**Written request**
In the listing below, locate the lines that hold "this" and copy them.

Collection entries
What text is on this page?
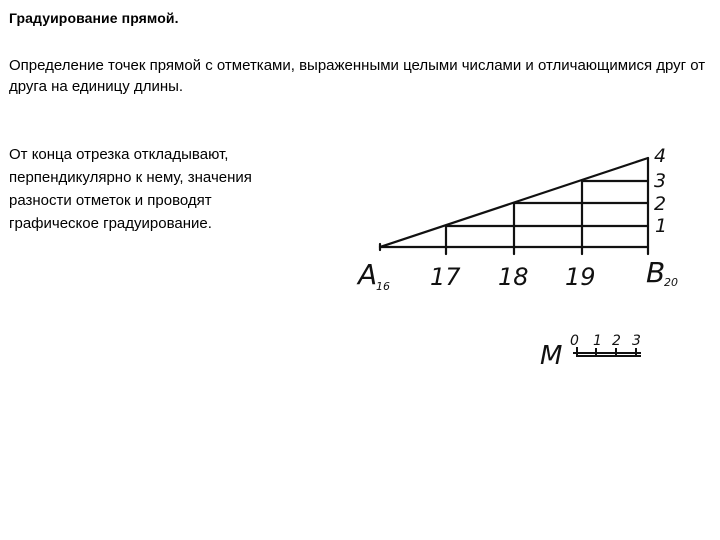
Градуирование прямой.
Определение точек прямой с отметками, выраженными целыми числами и отличающимися друг от друга на единицу длины.
От конца отрезка откладывают,
перпендикулярно к нему, значения
разности отметок и проводят
графическое градуирование.
A
16 17 18 19 B
20
4
3
2
1
M 0 1 2 3
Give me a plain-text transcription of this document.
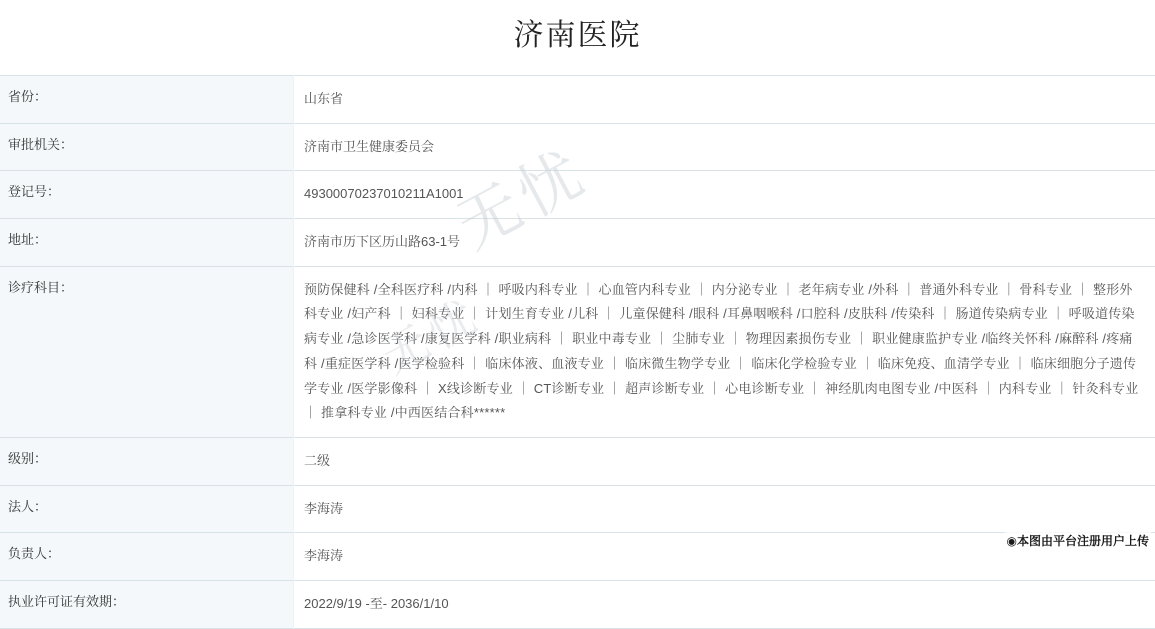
济南医院
省份：	山东省
审批机关：	济南市卫生健康委员会
登记号：	49300070237010211A1001
地址：	济南市历下区历山路63-1号
诊疗科目：	预防保健科 /全科医疗科 /内科 ｜ 呼吸内科专业 ｜ 心血管内科专业 ｜ 内分泌专业 ｜ 老年病专业 /外科 ｜ 普通外科专业 ｜ 骨科专业 ｜ 整形外科专业 /妇产科 ｜ 妇科专业 ｜ 计划生育专业 /儿科 ｜ 儿童保健科 /眼科 /耳鼻咽喉科 /口腔科 /皮肤科 /传染科 ｜ 肠道传染病专业 ｜ 呼吸道传染病专业 /急诊医学科 /康复医学科 /职业病科 ｜ 职业中毒专业 ｜ 尘肺专业 ｜ 物理因素损伤专业 ｜ 职业健康监护专业 /临终关怀科 /麻醉科 /疼痛科 /重症医学科 /医学检验科 ｜ 临床体液、血液专业 ｜ 临床微生物学专业 ｜ 临床化学检验专业 ｜ 临床免疫、血清学专业 ｜ 临床细胞分子遗传学专业 /医学影像科 ｜ X线诊断专业 ｜ CT诊断专业 ｜ 超声诊断专业 ｜ 心电诊断专业 ｜ 神经肌肉电图专业 /中医科 ｜ 内科专业 ｜ 针灸科专业 ｜ 推拿科专业 /中西医结合科******
级别：	二级
法人：	李海涛
负责人：	李海涛
执业许可证有效期：	2022/9/19 -至- 2036/1/10
无忧
无忧
◉本图由平台注册用户上传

**Reply to the task**
What text is on this page?
Give me a plain-text transcription of this document.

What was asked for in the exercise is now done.